- Your task -
Locate every line that holds the string "false" and copy it.

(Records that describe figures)
========

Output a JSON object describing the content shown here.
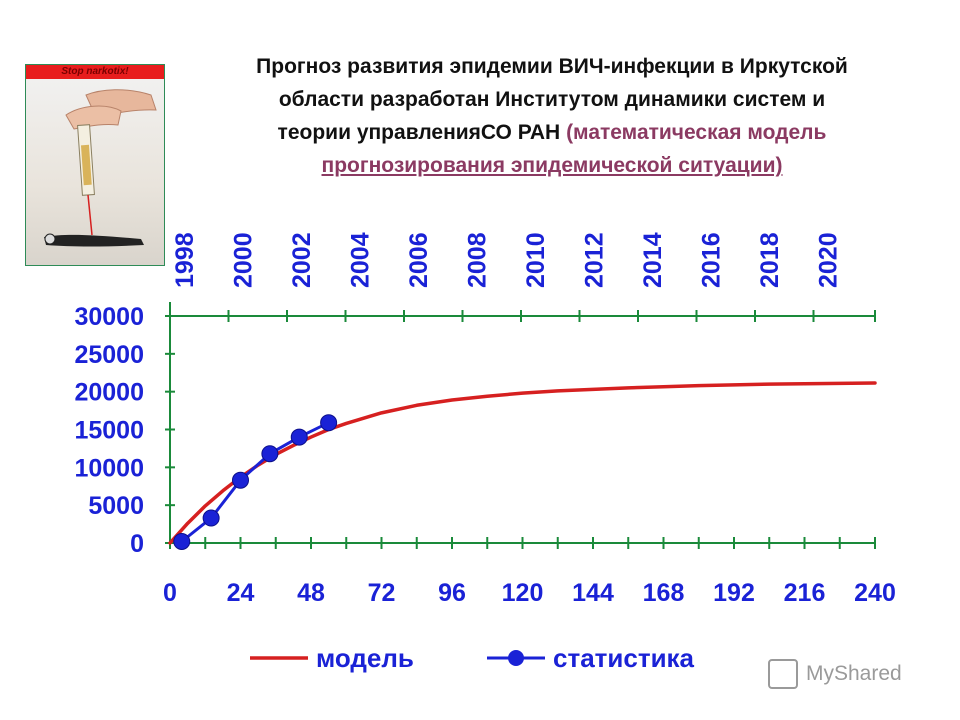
{
  "poster": {
    "banner_text": "Stop narkotix!"
  },
  "title": {
    "line1": "Прогноз развития эпидемии ВИЧ-инфекции в Иркутской",
    "line2": "области разработан Институтом динамики систем и",
    "line3_main": "теории управленияСО РАН ",
    "line3_sub": "(математическая модель",
    "line4_sub": "прогнозирования эпидемической ситуации)"
  },
  "chart_data": {
    "type": "line",
    "x_bottom_label_ticks": [
      "0",
      "24",
      "48",
      "72",
      "96",
      "120",
      "144",
      "168",
      "192",
      "216",
      "240"
    ],
    "x_top_year_ticks": [
      "1998",
      "2000",
      "2002",
      "2004",
      "2006",
      "2008",
      "2010",
      "2012",
      "2014",
      "2016",
      "2018",
      "2020"
    ],
    "y_ticks": [
      "0",
      "5000",
      "10000",
      "15000",
      "20000",
      "25000",
      "30000"
    ],
    "xlim": [
      0,
      240
    ],
    "ylim": [
      0,
      30000
    ],
    "series": [
      {
        "name": "модель",
        "color": "#d62020",
        "marker": "none",
        "x": [
          0,
          6,
          12,
          18,
          24,
          30,
          36,
          42,
          48,
          54,
          60,
          72,
          84,
          96,
          108,
          120,
          132,
          144,
          156,
          168,
          180,
          192,
          204,
          216,
          228,
          240
        ],
        "y": [
          0,
          2600,
          4900,
          6900,
          8700,
          10300,
          11700,
          12900,
          14000,
          15000,
          15800,
          17200,
          18200,
          18900,
          19400,
          19800,
          20100,
          20300,
          20500,
          20650,
          20800,
          20900,
          21000,
          21050,
          21100,
          21150
        ]
      },
      {
        "name": "статистика",
        "color": "#1a22d6",
        "marker": "circle",
        "x": [
          4,
          14,
          24,
          34,
          44,
          54
        ],
        "y": [
          200,
          3300,
          8300,
          11800,
          14000,
          15900
        ]
      }
    ],
    "legend": {
      "position": "bottom",
      "entries": [
        "модель",
        "статистика"
      ]
    },
    "grid": false
  },
  "watermark": {
    "text": "MyShared"
  },
  "colors": {
    "axis": "#1a8a3a",
    "title_sub": "#8b3a62"
  }
}
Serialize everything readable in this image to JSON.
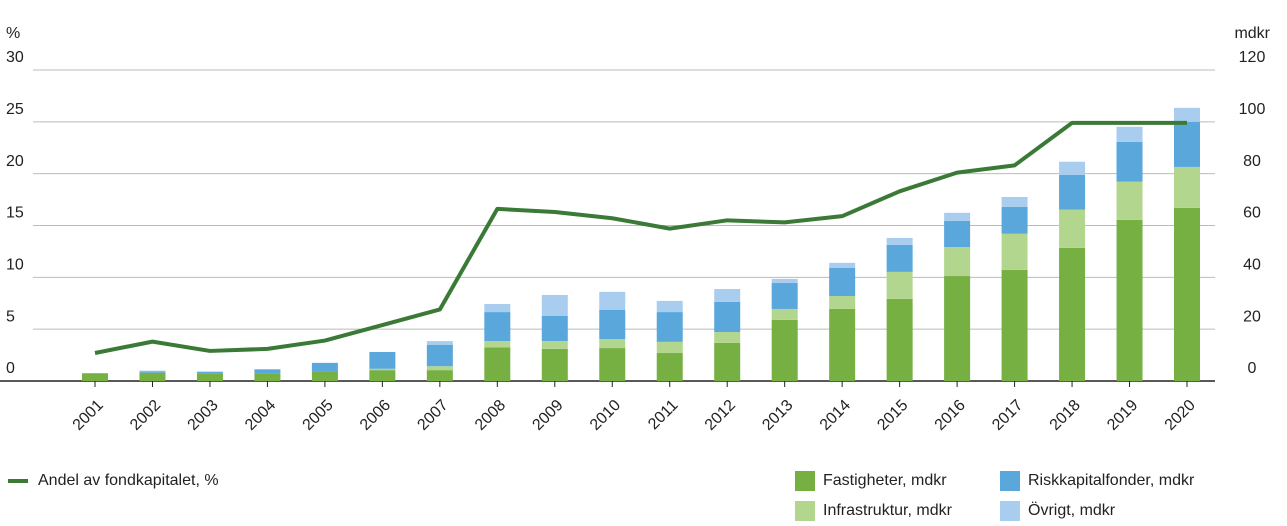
{
  "chart_data": {
    "type": "bar",
    "y_label": "%",
    "y2_label": "mdkr",
    "categories": [
      "2001",
      "2002",
      "2003",
      "2004",
      "2005",
      "2006",
      "2007",
      "2008",
      "2009",
      "2010",
      "2011",
      "2012",
      "2013",
      "2014",
      "2015",
      "2016",
      "2017",
      "2018",
      "2019",
      "2020"
    ],
    "series": [
      {
        "name": "Fastigheter, mdkr",
        "color": "#76b043",
        "axis": "y2",
        "values": [
          3,
          3.2,
          3,
          3,
          3.5,
          4.2,
          4.2,
          13,
          12.4,
          12.7,
          10.8,
          14.7,
          23.6,
          27.8,
          31.7,
          40.5,
          42.9,
          51.4,
          62.2,
          66.8
        ]
      },
      {
        "name": "Infrastruktur, mdkr",
        "color": "#b3d68f",
        "axis": "y2",
        "values": [
          0,
          0,
          0,
          0,
          0,
          0.5,
          1.5,
          2.4,
          3,
          3.5,
          4.3,
          4.2,
          4.2,
          5,
          10.4,
          11.2,
          13.9,
          14.7,
          14.7,
          15.8
        ]
      },
      {
        "name": "Riskkapitalfonder, mdkr",
        "color": "#5aa7dc",
        "axis": "y2",
        "values": [
          0,
          0.5,
          0.5,
          1.5,
          3.5,
          6.5,
          8.3,
          11.2,
          9.7,
          11.2,
          11.5,
          11.6,
          10,
          10.8,
          10.4,
          10.1,
          10.4,
          13.4,
          15.4,
          17.4
        ]
      },
      {
        "name": "Övrigt, mdkr",
        "color": "#a9cdee",
        "axis": "y2",
        "values": [
          0,
          0.3,
          0.2,
          0,
          0,
          0,
          1.4,
          3.1,
          8.1,
          7,
          4.3,
          5,
          1.6,
          2,
          2.7,
          3.1,
          3.8,
          5.1,
          5.8,
          5.4
        ]
      },
      {
        "name": "Andel av fondkapitalet, %",
        "color": "#3a7a36",
        "type": "line",
        "values": [
          2.7,
          3.8,
          2.9,
          3.1,
          3.9,
          5.4,
          6.9,
          16.6,
          16.3,
          15.7,
          14.7,
          15.5,
          15.3,
          15.9,
          18.3,
          20.1,
          20.8,
          24.9,
          24.9,
          24.9
        ]
      }
    ],
    "ylim": [
      0,
      30
    ],
    "yticks": [
      0,
      5,
      10,
      15,
      20,
      25,
      30
    ],
    "y2lim": [
      0,
      120
    ],
    "y2ticks": [
      0,
      20,
      40,
      60,
      80,
      100,
      120
    ],
    "grid": true
  }
}
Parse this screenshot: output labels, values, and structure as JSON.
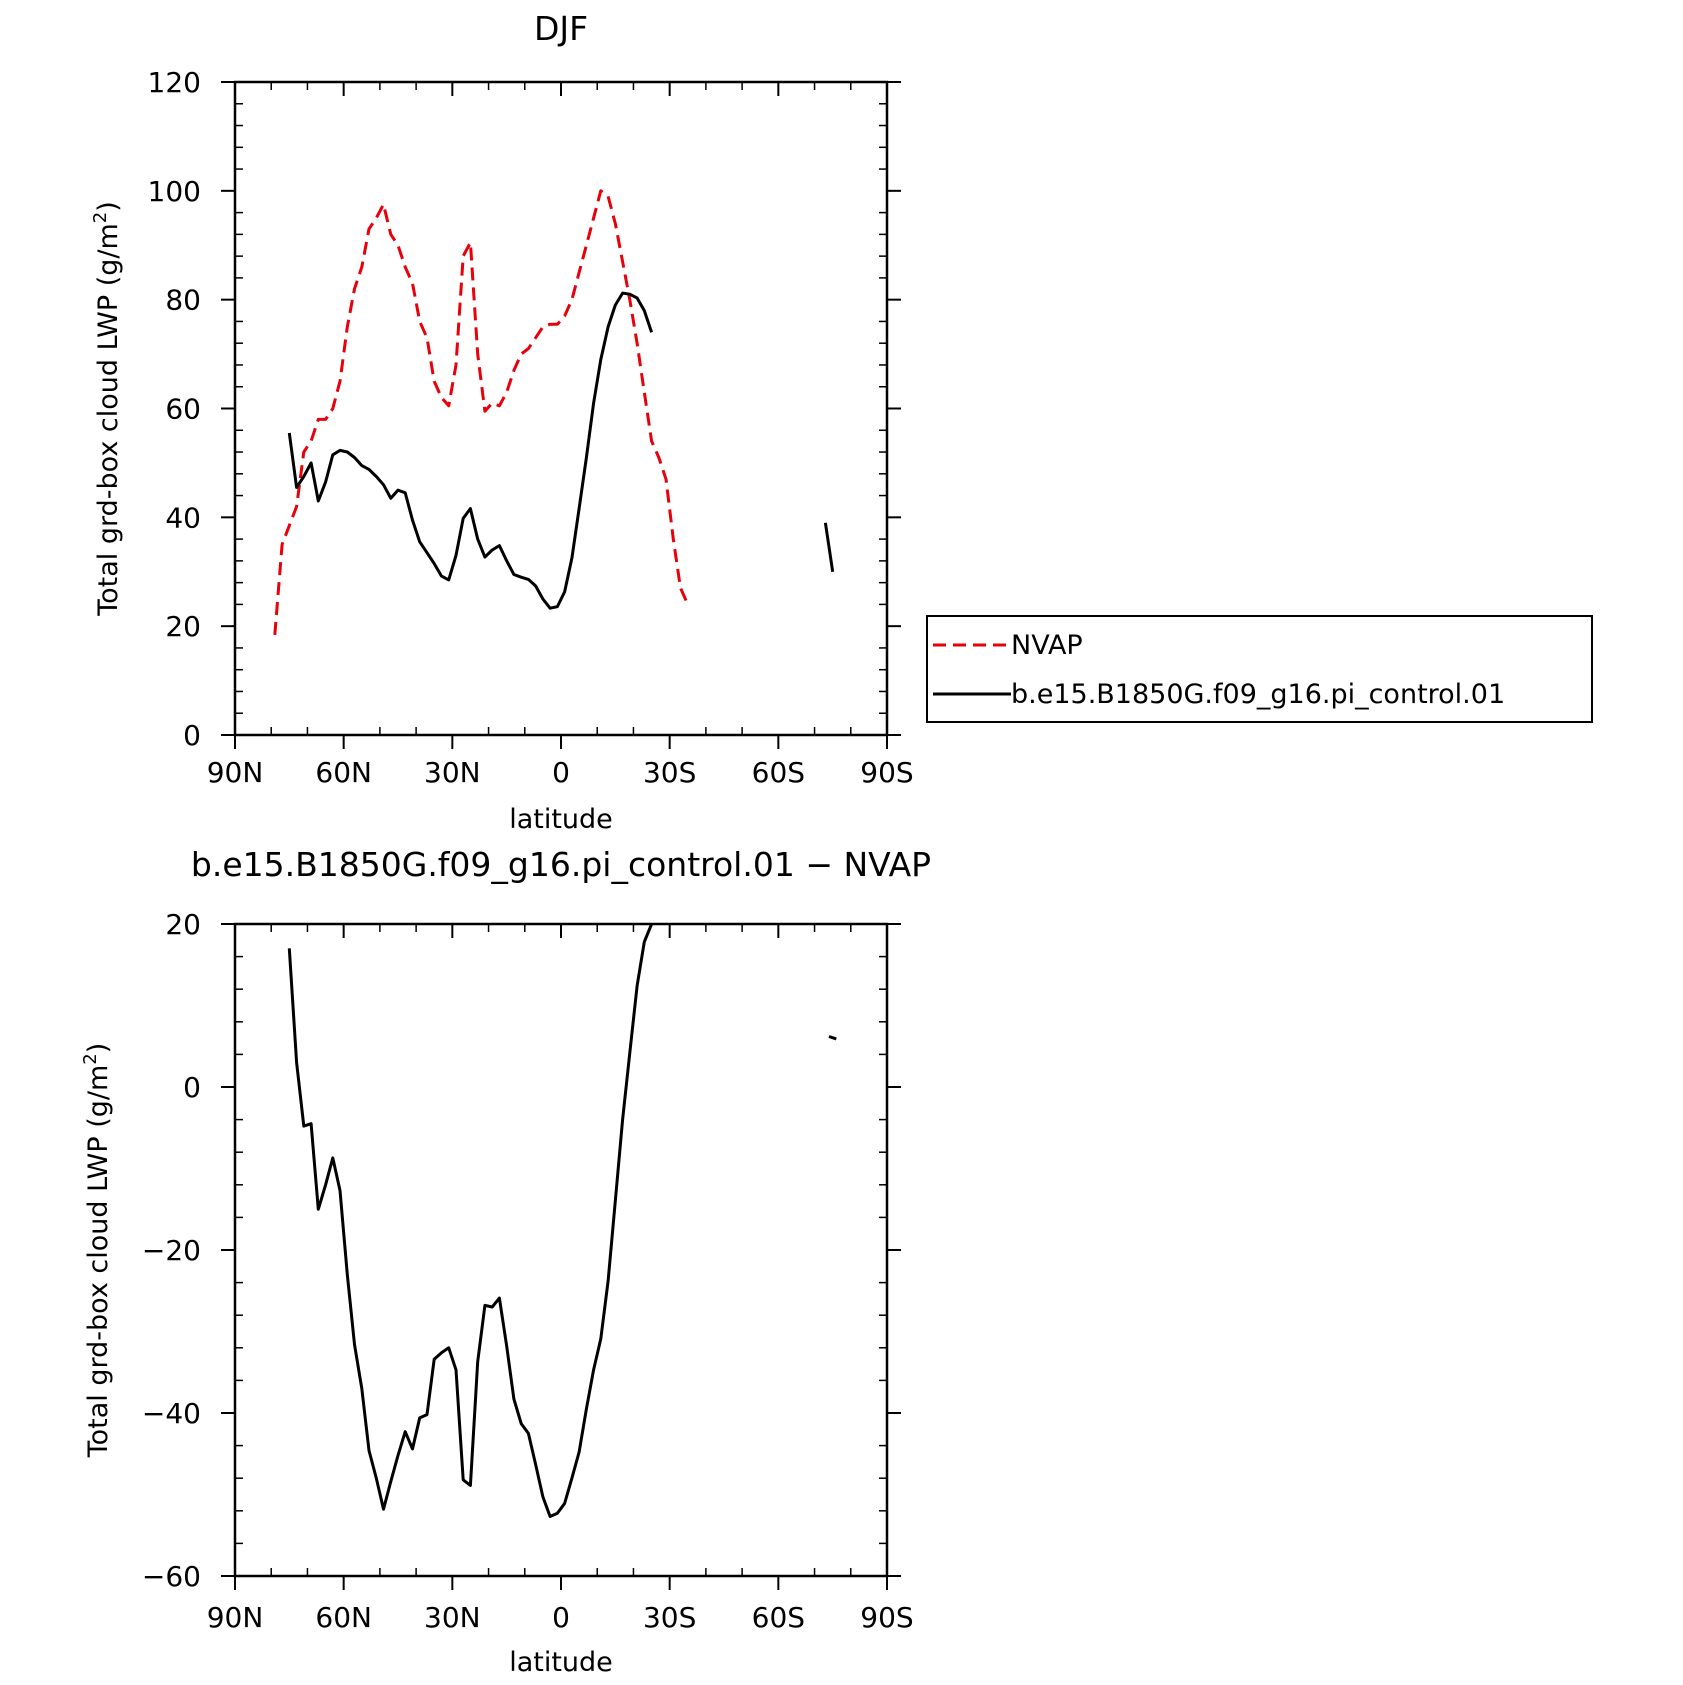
{
  "chart_data": [
    {
      "type": "line",
      "title": "DJF",
      "xlabel": "latitude",
      "ylabel": "Total grd-box cloud LWP (g/m²)",
      "ylabel_main": "Total grd-box cloud LWP (g/m",
      "ylabel_sup": "2",
      "ylabel_end": ")",
      "xlim": [
        90,
        -90
      ],
      "ylim": [
        0,
        120
      ],
      "x_ticks": [
        90,
        60,
        30,
        0,
        -30,
        -60,
        -90
      ],
      "x_tick_labels": [
        "90N",
        "60N",
        "30N",
        "0",
        "30S",
        "60S",
        "90S"
      ],
      "y_ticks": [
        0,
        20,
        40,
        60,
        80,
        100,
        120
      ],
      "y_tick_labels": [
        "0",
        "20",
        "40",
        "60",
        "80",
        "100",
        "120"
      ],
      "legend": {
        "position": "right",
        "entries": [
          {
            "name": "NVAP",
            "color": "#e8000b",
            "dash": true
          },
          {
            "name": "b.e15.B1850G.f09_g16.pi_control.01",
            "color": "#000000",
            "dash": false
          }
        ]
      },
      "series": [
        {
          "name": "NVAP",
          "color": "#e8000b",
          "dash": true,
          "segments": [
            [
              [
                79,
                18.4
              ],
              [
                77,
                35
              ],
              [
                73,
                42
              ],
              [
                71,
                52
              ],
              [
                69,
                54
              ],
              [
                67,
                58
              ],
              [
                65,
                58
              ],
              [
                63,
                60
              ],
              [
                61,
                65
              ],
              [
                59,
                75
              ],
              [
                57,
                82
              ],
              [
                55,
                86
              ],
              [
                53,
                93
              ],
              [
                51,
                95
              ],
              [
                49,
                97.5
              ],
              [
                47,
                92
              ],
              [
                45,
                90
              ],
              [
                43,
                86
              ],
              [
                41,
                83
              ],
              [
                39,
                76
              ],
              [
                37,
                73
              ],
              [
                35,
                65
              ],
              [
                33,
                62
              ],
              [
                31,
                60.5
              ],
              [
                29,
                68
              ],
              [
                27,
                88
              ],
              [
                25,
                90.5
              ],
              [
                23,
                70
              ],
              [
                21,
                59.5
              ],
              [
                19,
                61
              ],
              [
                17,
                60.5
              ],
              [
                15,
                63
              ],
              [
                13,
                67
              ],
              [
                11,
                70
              ],
              [
                9,
                71
              ],
              [
                7,
                73
              ],
              [
                5,
                75
              ],
              [
                3,
                75.5
              ],
              [
                1,
                75.5
              ],
              [
                -1,
                77
              ],
              [
                -3,
                80
              ],
              [
                -5,
                85
              ],
              [
                -7,
                90
              ],
              [
                -9,
                95
              ],
              [
                -11,
                100
              ],
              [
                -13,
                99
              ],
              [
                -15,
                94
              ],
              [
                -17,
                87
              ],
              [
                -19,
                80
              ],
              [
                -21,
                72
              ],
              [
                -23,
                63
              ],
              [
                -25,
                54
              ],
              [
                -27,
                51
              ],
              [
                -29,
                47
              ],
              [
                -31,
                36
              ],
              [
                -33,
                27
              ],
              [
                -35,
                24
              ]
            ]
          ]
        },
        {
          "name": "b.e15.B1850G.f09_g16.pi_control.01",
          "color": "#000000",
          "dash": false,
          "segments": [
            [
              [
                75,
                55.5
              ],
              [
                73,
                45.5
              ],
              [
                71,
                47.5
              ],
              [
                69,
                50
              ],
              [
                67,
                43
              ],
              [
                65,
                46.5
              ],
              [
                63,
                51.5
              ],
              [
                61,
                52.3
              ],
              [
                59,
                52
              ],
              [
                57,
                51
              ],
              [
                55,
                49.5
              ],
              [
                53,
                48.8
              ],
              [
                51,
                47.5
              ],
              [
                49,
                46
              ],
              [
                47,
                43.5
              ],
              [
                45,
                45
              ],
              [
                43,
                44.5
              ],
              [
                41,
                39.5
              ],
              [
                39,
                35.5
              ],
              [
                37,
                33.5
              ],
              [
                35,
                31.5
              ],
              [
                33,
                29.2
              ],
              [
                31,
                28.5
              ],
              [
                29,
                33
              ],
              [
                27,
                39.8
              ],
              [
                25,
                41.6
              ],
              [
                23,
                36
              ],
              [
                21,
                32.7
              ],
              [
                19,
                34
              ],
              [
                17,
                34.8
              ],
              [
                15,
                32
              ],
              [
                13,
                29.5
              ],
              [
                11,
                29
              ],
              [
                9,
                28.6
              ],
              [
                7,
                27.4
              ],
              [
                5,
                25
              ],
              [
                3,
                23.3
              ],
              [
                1,
                23.6
              ],
              [
                -1,
                26.3
              ],
              [
                -3,
                32.5
              ],
              [
                -5,
                41.6
              ],
              [
                -7,
                51
              ],
              [
                -9,
                61
              ],
              [
                -11,
                69
              ],
              [
                -13,
                75
              ],
              [
                -15,
                79
              ],
              [
                -17,
                81.2
              ],
              [
                -19,
                81
              ],
              [
                -21,
                80.3
              ],
              [
                -23,
                78
              ],
              [
                -25,
                74
              ]
            ],
            [
              [
                -73,
                39
              ],
              [
                -75,
                30
              ]
            ]
          ]
        }
      ]
    },
    {
      "type": "line",
      "title": "b.e15.B1850G.f09_g16.pi_control.01 − NVAP",
      "xlabel": "latitude",
      "ylabel": "Total grd-box cloud LWP (g/m²)",
      "ylabel_main": "Total grd-box cloud LWP (g/m",
      "ylabel_sup": "2",
      "ylabel_end": ")",
      "xlim": [
        90,
        -90
      ],
      "ylim": [
        -60,
        20
      ],
      "x_ticks": [
        90,
        60,
        30,
        0,
        -30,
        -60,
        -90
      ],
      "x_tick_labels": [
        "90N",
        "60N",
        "30N",
        "0",
        "30S",
        "60S",
        "90S"
      ],
      "y_ticks": [
        -60,
        -40,
        -20,
        0,
        20
      ],
      "y_tick_labels": [
        "−60",
        "−40",
        "−20",
        "0",
        "20"
      ],
      "series": [
        {
          "name": "b.e15.B1850G.f09_g16.pi_control.01 − NVAP",
          "color": "#000000",
          "dash": false,
          "segments": [
            [
              [
                75,
                17
              ],
              [
                73,
                3
              ],
              [
                71,
                -4.8
              ],
              [
                69,
                -4.5
              ],
              [
                67,
                -15
              ],
              [
                65,
                -12
              ],
              [
                63,
                -8.7
              ],
              [
                61,
                -12.7
              ],
              [
                59,
                -23
              ],
              [
                57,
                -31.6
              ],
              [
                55,
                -37
              ],
              [
                53,
                -44.6
              ],
              [
                51,
                -48
              ],
              [
                49,
                -51.8
              ],
              [
                47,
                -48.4
              ],
              [
                45,
                -45.2
              ],
              [
                43,
                -42.3
              ],
              [
                41,
                -44.4
              ],
              [
                39,
                -40.6
              ],
              [
                37,
                -40.2
              ],
              [
                35,
                -33.4
              ],
              [
                33,
                -32.6
              ],
              [
                31,
                -32
              ],
              [
                29,
                -34.7
              ],
              [
                27,
                -48.2
              ],
              [
                25,
                -48.9
              ],
              [
                23,
                -33.7
              ],
              [
                21,
                -26.8
              ],
              [
                19,
                -27
              ],
              [
                17,
                -25.9
              ],
              [
                15,
                -31.8
              ],
              [
                13,
                -38.3
              ],
              [
                11,
                -41.3
              ],
              [
                9,
                -42.5
              ],
              [
                7,
                -46.3
              ],
              [
                5,
                -50.3
              ],
              [
                3,
                -52.7
              ],
              [
                1,
                -52.3
              ],
              [
                -1,
                -51.1
              ],
              [
                -3,
                -48
              ],
              [
                -5,
                -44.8
              ],
              [
                -7,
                -39.5
              ],
              [
                -9,
                -34.7
              ],
              [
                -11,
                -30.9
              ],
              [
                -13,
                -23.8
              ],
              [
                -15,
                -14
              ],
              [
                -17,
                -4
              ],
              [
                -19,
                4.2
              ],
              [
                -21,
                12.4
              ],
              [
                -23,
                17.8
              ],
              [
                -25,
                20
              ]
            ],
            [
              [
                -74,
                6.2
              ],
              [
                -76,
                5.9
              ]
            ]
          ]
        }
      ]
    }
  ]
}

========

- Completed task -
    "grid": false
            "dash": false
          "dash": false,
          "dash": false,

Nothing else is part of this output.